(Passage for review Opens)

This systematic review and meta-analysis of 102 articles provides substantial evidence that levels of proinflammatory cytokines TNF-α, IL-8, and IL-1β in adults and TNF-α, IL-8, and IFN-γ in children with OSA are higher than in controls. This study also identifies ethnicity, blood sample, mean BMI, sample size, mean age, and mean AHI as significant factors influencing these cytokine levels.

These findings underscore the role of inflammation in OSA and highlight the potential of these cytokines as biomarkers for disease severity and progression. This could guide the development of targeted therapies and improve patient management strategies.

(Passage for review Closes)
(Dataset Opens)

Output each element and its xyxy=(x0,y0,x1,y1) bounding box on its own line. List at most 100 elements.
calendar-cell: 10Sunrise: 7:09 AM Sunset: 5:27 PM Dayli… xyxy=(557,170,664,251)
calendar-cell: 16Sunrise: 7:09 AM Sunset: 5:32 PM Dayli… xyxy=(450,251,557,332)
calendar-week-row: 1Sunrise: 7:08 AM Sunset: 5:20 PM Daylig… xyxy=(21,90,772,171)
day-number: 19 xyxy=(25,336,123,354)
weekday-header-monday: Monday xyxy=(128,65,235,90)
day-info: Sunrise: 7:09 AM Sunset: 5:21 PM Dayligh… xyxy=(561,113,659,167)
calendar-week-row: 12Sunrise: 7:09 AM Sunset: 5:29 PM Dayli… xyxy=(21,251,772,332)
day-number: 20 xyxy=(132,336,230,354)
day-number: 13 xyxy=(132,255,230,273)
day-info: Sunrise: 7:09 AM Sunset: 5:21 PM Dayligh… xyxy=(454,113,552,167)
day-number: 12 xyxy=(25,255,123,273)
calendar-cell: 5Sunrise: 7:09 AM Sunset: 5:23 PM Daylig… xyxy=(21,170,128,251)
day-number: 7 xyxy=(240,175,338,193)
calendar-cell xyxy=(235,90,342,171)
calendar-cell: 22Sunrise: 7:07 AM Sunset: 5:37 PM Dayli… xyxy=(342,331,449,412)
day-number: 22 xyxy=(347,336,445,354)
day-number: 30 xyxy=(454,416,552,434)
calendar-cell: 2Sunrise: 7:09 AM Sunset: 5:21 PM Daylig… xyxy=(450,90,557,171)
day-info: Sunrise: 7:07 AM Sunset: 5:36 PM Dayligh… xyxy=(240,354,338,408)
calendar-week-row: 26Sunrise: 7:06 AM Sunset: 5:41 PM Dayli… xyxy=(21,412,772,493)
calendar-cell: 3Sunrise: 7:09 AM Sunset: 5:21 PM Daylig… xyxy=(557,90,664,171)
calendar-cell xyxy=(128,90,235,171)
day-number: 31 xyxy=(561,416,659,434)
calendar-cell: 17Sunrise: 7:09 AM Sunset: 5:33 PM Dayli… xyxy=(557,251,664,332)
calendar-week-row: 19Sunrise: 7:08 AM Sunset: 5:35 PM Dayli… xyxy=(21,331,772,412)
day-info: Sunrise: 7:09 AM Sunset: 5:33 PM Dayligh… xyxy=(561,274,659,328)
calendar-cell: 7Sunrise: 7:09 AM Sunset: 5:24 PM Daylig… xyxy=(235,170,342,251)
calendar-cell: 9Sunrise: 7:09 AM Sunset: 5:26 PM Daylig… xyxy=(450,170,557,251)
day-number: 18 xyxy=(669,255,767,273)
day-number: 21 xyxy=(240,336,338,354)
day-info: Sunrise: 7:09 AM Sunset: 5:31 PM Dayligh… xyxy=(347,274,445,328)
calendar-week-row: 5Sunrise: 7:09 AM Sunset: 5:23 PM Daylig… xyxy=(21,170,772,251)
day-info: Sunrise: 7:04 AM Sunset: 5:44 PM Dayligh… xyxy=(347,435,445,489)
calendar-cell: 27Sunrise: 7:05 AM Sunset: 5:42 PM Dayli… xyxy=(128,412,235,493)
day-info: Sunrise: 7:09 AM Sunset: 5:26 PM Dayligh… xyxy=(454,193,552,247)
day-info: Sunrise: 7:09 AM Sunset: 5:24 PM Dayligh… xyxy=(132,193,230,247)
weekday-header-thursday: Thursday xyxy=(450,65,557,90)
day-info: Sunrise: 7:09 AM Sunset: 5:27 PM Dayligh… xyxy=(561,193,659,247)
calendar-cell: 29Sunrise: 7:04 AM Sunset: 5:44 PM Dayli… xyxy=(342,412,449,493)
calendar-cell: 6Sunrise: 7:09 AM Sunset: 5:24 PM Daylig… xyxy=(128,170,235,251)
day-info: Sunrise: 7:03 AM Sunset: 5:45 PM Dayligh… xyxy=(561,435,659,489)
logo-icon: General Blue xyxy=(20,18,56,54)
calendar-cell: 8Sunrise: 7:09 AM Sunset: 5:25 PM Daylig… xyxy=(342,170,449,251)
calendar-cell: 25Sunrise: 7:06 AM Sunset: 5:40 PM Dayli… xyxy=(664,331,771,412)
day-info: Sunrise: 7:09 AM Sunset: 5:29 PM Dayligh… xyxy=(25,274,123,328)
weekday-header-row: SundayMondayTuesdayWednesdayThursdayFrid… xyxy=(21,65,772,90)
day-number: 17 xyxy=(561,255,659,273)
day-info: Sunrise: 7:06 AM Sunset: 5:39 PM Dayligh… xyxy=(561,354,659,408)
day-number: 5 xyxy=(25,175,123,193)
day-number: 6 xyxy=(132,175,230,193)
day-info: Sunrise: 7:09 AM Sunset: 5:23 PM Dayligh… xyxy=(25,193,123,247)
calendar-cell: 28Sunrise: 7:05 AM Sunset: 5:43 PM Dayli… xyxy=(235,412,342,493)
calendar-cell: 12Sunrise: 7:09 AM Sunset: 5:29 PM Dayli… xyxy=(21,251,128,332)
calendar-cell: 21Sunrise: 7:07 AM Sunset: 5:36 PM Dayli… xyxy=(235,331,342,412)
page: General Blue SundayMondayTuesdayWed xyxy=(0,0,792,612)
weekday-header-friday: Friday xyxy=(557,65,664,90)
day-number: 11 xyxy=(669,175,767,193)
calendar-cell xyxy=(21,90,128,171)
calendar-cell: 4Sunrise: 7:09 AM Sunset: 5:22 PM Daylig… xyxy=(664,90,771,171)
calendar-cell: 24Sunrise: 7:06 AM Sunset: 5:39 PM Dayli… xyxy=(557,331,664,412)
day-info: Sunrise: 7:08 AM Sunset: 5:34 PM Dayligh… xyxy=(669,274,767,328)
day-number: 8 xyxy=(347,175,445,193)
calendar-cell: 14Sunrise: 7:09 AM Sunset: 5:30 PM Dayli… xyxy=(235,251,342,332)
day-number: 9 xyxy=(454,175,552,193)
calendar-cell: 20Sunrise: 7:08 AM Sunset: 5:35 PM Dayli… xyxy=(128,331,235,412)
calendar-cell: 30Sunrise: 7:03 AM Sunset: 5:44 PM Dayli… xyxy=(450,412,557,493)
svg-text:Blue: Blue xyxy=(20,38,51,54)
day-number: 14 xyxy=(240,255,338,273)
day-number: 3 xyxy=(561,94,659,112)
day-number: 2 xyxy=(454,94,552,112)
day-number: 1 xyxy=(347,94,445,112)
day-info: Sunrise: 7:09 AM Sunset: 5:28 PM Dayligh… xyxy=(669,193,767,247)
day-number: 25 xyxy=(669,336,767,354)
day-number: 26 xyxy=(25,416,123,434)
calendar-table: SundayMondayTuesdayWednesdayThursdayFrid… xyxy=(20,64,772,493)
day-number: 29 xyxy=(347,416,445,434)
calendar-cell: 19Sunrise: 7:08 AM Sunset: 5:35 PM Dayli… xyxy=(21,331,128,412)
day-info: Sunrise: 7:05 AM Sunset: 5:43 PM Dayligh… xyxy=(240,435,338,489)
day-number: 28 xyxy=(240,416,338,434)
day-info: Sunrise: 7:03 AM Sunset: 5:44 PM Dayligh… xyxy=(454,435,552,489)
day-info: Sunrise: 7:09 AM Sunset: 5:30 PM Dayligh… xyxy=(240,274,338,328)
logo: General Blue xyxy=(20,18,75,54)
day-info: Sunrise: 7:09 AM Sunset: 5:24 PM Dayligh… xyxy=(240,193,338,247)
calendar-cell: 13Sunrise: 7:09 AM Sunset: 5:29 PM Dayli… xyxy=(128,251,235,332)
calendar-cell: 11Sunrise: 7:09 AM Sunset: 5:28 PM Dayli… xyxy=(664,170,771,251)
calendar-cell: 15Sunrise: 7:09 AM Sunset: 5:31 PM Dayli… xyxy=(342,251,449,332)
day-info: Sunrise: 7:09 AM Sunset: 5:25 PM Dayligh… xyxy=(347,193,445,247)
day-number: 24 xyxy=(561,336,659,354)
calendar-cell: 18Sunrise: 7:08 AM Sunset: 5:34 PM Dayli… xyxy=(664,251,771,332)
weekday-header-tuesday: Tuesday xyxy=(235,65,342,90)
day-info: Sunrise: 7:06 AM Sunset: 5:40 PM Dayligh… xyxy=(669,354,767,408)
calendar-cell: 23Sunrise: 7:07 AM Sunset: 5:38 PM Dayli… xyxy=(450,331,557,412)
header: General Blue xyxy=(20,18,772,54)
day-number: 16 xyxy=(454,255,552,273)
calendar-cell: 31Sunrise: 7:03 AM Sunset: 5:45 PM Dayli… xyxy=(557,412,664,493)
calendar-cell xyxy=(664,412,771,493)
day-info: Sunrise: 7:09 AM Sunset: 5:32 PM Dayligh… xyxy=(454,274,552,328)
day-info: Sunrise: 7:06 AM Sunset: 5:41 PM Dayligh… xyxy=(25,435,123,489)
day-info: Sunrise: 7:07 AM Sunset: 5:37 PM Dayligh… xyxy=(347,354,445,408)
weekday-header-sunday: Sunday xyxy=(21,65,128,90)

(Dataset Closes)

Exercises to complete.
• 1. In the passage on cytokine levels in OSA, which cytokines are higher in children with OSA than in controls?
• 2. Copy word for word from the passage on cytokine levels in OSA, everything from "This systematic review" down to "patient management strategies.".
• 3. Write the next part of the passage on cytokine levels in OSA, picking up after its last sentence.

Answers in order.
• 1. TNF-α, IL-8, and IFN-γ.

• 2.
This systematic review and meta-analysis of 102 articles provides substantial evidence that levels of proinflammatory cytokines TNF-α, IL-8, and IL-1β in adults and TNF-α, IL-8, and IFN-γ in children with OSA are higher than in controls. This study also identifies ethnicity, blood sample, mean BMI, sample size, mean age, and mean AHI as significant factors influencing these cytokine levels.

These findings underscore the role of inflammation in OSA and highlight the potential of these cytokines as biomarkers for disease severity and progression. This could guide the development of targeted therapies and improve patient management strategies.

• 3.
While this study provides valuable insights, it also reveals areas for future research. The evidence for IFN-γ in adults and IL-1β in children is not yet sufficient, indicating a need for more trials. Furthermore, the presence of publication bias for TNF-α (adult) and IL-8 (children) underscores the importance of publishing all results, regardless of their significance, to ensuring a comprehensive understanding of the disease. Future studies should also explore the mechanisms underlying the identified associations and their implications for patient outcomes. This will help in the development of more effective personalized treatment strategies for OSA.